*Using the information:*
[A] Decide whether each statement agrees with the Esports Arena passage, answering yes or no for (i), (ii), and (iii) with the deciding words from the passage quoted exactly: (i) The Oakland location opened in May 2018. (ii) The naming rights to the Las Vegas arena were sold to MGM Resorts International. (iii) Chris Glove is a co-director of the Nevada Esports Alliance.
[B] Duplicate the part of the Esports Arena passage between "A 30,000 square-meter" and "March 22, 2018.", inclusive.

===== Text excerpt

In August 2016, Ward and Endres received a multimillion-dollar investment from five Chinese sports and video game companies - together known as Allied Esports - in order open a second Esports Arena on Jack London Square in Oakland. The deal marked the beginning of a network of arenas partially funded by Allied Esports. The 16,000 square-feet Oakland location opened in May 2018.

A 30,000 square-meter Esports Arena was established in the Luxor Hotel in Las Vegas in 2018, funded by Allied Esports and MGM Resorts International. Jud Hannigan of Allied Esports described Esports Arena Las Vegas as the esports equivalent of the Yankee Stadium, Madison Square Garden, or Wembley. Chris Glove, co-director of the Nevada Esports Alliance, stated that the Las Vegas location "will start to give some shape to the esports identity of Las Vegas." The naming rights were sold to gaming headset company HyperX, and HyperX Esports Arena Las Vegas opened on March 22, 2018.

==========
===== Records supplied

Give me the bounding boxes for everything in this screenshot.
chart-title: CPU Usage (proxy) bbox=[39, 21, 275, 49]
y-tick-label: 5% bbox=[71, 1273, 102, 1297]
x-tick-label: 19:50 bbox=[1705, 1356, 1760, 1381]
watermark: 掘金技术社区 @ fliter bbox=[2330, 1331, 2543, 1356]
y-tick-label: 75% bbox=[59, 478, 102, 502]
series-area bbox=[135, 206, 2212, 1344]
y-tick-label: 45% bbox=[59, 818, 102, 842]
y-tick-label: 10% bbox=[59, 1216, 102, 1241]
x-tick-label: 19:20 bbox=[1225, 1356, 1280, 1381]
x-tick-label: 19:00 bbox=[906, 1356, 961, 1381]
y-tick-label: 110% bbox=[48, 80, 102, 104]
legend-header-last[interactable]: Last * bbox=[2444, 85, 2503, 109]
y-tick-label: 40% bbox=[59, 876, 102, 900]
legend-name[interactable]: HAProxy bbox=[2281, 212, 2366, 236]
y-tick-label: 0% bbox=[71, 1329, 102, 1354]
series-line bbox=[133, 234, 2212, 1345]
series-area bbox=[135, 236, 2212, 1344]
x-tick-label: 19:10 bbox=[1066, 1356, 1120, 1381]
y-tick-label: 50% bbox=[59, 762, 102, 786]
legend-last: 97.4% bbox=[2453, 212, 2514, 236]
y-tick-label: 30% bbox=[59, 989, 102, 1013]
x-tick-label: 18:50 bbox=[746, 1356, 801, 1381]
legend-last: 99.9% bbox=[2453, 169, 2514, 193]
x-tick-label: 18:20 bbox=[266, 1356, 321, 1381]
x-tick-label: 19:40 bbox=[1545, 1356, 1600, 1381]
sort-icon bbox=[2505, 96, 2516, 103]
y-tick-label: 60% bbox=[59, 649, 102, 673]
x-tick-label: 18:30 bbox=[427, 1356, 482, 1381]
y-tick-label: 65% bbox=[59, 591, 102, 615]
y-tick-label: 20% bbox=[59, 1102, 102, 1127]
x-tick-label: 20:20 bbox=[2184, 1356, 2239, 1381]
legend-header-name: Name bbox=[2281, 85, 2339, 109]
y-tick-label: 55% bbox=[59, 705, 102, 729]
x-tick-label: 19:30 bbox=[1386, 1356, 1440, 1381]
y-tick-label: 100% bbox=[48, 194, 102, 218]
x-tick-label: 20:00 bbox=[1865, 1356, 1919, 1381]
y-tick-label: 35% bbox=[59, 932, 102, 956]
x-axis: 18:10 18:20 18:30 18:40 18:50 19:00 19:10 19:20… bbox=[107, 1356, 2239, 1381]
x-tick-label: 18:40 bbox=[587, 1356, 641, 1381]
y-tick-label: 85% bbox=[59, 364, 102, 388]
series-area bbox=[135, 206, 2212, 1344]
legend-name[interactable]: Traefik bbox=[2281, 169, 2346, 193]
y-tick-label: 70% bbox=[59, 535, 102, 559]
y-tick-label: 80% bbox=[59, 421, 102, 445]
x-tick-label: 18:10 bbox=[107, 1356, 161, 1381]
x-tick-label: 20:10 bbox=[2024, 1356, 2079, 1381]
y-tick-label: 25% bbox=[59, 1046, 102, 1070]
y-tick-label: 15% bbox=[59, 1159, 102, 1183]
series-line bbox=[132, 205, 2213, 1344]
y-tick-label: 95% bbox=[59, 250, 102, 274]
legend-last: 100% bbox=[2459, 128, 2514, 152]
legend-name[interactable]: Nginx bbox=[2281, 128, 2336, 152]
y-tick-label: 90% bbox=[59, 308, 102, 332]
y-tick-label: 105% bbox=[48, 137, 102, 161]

==========

*Activity answers:*
[A]
(i) Yes: "The 16,000 square-feet Oakland location opened in May 2018."
(ii) No: "The naming rights were sold to gaming headset company HyperX"
(iii) Yes: "Chris Glove, co-director of the Nevada Esports Alliance"

[B]
A 30,000 square-meter Esports Arena was established in the Luxor Hotel in Las Vegas in 2018, funded by Allied Esports and MGM Resorts International. Jud Hannigan of Allied Esports described Esports Arena Las Vegas as the esports equivalent of the Yankee Stadium, Madison Square Garden, or Wembley. Chris Glove, co-director of the Nevada Esports Alliance, stated that the Las Vegas location "will start to give some shape to the esports identity of Las Vegas." The naming rights were sold to gaming headset company HyperX, and HyperX Esports Arena Las Vegas opened on March 22, 2018.